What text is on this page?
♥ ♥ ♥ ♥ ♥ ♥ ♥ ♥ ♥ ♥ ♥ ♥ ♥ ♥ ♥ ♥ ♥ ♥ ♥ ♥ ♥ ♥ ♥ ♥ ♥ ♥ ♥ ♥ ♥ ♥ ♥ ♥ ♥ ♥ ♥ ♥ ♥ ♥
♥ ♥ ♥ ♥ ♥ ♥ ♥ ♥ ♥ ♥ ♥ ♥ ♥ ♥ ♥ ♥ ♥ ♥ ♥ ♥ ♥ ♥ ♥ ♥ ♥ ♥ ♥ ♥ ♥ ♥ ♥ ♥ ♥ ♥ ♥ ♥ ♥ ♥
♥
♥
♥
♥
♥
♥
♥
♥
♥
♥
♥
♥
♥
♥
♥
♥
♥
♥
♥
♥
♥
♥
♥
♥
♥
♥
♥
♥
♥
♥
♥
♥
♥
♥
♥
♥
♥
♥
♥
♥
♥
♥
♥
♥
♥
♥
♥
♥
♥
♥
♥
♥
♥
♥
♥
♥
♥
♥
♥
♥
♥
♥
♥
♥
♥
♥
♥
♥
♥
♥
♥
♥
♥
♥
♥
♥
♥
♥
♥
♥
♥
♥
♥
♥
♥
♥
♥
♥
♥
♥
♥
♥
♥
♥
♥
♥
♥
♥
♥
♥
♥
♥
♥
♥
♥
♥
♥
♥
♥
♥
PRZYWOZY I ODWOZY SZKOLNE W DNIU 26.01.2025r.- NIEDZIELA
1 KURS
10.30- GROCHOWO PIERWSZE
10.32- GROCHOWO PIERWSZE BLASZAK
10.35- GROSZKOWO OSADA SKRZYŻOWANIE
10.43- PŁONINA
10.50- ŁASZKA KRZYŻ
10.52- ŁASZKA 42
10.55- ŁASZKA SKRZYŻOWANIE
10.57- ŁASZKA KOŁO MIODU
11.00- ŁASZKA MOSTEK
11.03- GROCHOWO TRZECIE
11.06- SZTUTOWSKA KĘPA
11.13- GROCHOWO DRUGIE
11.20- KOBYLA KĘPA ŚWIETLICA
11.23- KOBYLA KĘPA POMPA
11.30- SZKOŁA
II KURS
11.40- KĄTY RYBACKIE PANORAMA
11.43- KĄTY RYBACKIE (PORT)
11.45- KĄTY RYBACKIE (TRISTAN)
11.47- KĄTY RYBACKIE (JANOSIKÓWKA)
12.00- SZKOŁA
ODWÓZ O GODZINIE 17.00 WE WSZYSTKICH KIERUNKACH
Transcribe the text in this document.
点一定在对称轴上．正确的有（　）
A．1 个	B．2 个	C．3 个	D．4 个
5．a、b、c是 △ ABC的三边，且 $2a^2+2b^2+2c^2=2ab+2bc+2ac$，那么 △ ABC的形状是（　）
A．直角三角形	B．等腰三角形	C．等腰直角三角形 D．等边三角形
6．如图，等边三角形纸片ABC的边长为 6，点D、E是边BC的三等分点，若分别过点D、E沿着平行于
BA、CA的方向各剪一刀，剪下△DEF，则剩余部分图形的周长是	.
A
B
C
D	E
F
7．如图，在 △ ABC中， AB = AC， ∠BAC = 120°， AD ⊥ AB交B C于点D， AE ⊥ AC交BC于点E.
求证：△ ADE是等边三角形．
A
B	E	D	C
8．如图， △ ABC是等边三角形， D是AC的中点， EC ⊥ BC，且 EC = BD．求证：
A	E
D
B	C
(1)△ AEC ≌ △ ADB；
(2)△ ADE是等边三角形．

______________________________

_THE REQUEST_: Output all of the material exactly as written.

_TASK RESULT_:
What text is on this page?
♥ ♥ ♥ ♥ ♥ ♥ ♥ ♥ ♥ ♥ ♥ ♥ ♥ ♥ ♥ ♥ ♥ ♥ ♥ ♥ ♥ ♥ ♥ ♥ ♥ ♥ ♥ ♥ ♥ ♥ ♥ ♥ ♥ ♥ ♥ ♥ ♥ ♥
♥ ♥ ♥ ♥ ♥ ♥ ♥ ♥ ♥ ♥ ♥ ♥ ♥ ♥ ♥ ♥ ♥ ♥ ♥ ♥ ♥ ♥ ♥ ♥ ♥ ♥ ♥ ♥ ♥ ♥ ♥ ♥ ♥ ♥ ♥ ♥ ♥ ♥
♥
♥
♥
♥
♥
♥
♥
♥
♥
♥
♥
♥
♥
♥
♥
♥
♥
♥
♥
♥
♥
♥
♥
♥
♥
♥
♥
♥
♥
♥
♥
♥
♥
♥
♥
♥
♥
♥
♥
♥
♥
♥
♥
♥
♥
♥
♥
♥
♥
♥
♥
♥
♥
♥
♥
♥
♥
♥
♥
♥
♥
♥
♥
♥
♥
♥
♥
♥
♥
♥
♥
♥
♥
♥
♥
♥
♥
♥
♥
♥
♥
♥
♥
♥
♥
♥
♥
♥
♥
♥
♥
♥
♥
♥
♥
♥
♥
♥
♥
♥
♥
♥
♥
♥
♥
♥
♥
♥
♥
♥
PRZYWOZY I ODWOZY SZKOLNE W DNIU 26.01.2025r.- NIEDZIELA
1 KURS
10.30- GROCHOWO PIERWSZE
10.32- GROCHOWO PIERWSZE BLASZAK
10.35- GROSZKOWO OSADA SKRZYŻOWANIE
10.43- PŁONINA
10.50- ŁASZKA KRZYŻ
10.52- ŁASZKA 42
10.55- ŁASZKA SKRZYŻOWANIE
10.57- ŁASZKA KOŁO MIODU
11.00- ŁASZKA MOSTEK
11.03- GROCHOWO TRZECIE
11.06- SZTUTOWSKA KĘPA
11.13- GROCHOWO DRUGIE
11.20- KOBYLA KĘPA ŚWIETLICA
11.23- KOBYLA KĘPA POMPA
11.30- SZKOŁA
II KURS
11.40- KĄTY RYBACKIE PANORAMA
11.43- KĄTY RYBACKIE (PORT)
11.45- KĄTY RYBACKIE (TRISTAN)
11.47- KĄTY RYBACKIE (JANOSIKÓWKA)
12.00- SZKOŁA
ODWÓZ O GODZINIE 17.00 WE WSZYSTKICH KIERUNKACH
Transcribe the text in this document.
点一定在对称轴上．正确的有（　）
A．1 个	B．2 个	C．3 个	D．4 个
5．a、b、c是 △ ABC的三边，且 $2a^2+2b^2+2c^2=2ab+2bc+2ac$，那么 △ ABC的形状是（　）
A．直角三角形	B．等腰三角形	C．等腰直角三角形 D．等边三角形
6．如图，等边三角形纸片ABC的边长为 6，点D、E是边BC的三等分点，若分别过点D、E沿着平行于
BA、CA的方向各剪一刀，剪下△DEF，则剩余部分图形的周长是	.
A
B
C
D	E
F
7．如图，在 △ ABC中， AB = AC， ∠BAC = 120°， AD ⊥ AB交B C于点D， AE ⊥ AC交BC于点E.
求证：△ ADE是等边三角形．
A
B	E	D	C
8．如图， △ ABC是等边三角形， D是AC的中点， EC ⊥ BC，且 EC = BD．求证：
A	E
D
B	C
(1)△ AEC ≌ △ ADB；
(2)△ ADE是等边三角形．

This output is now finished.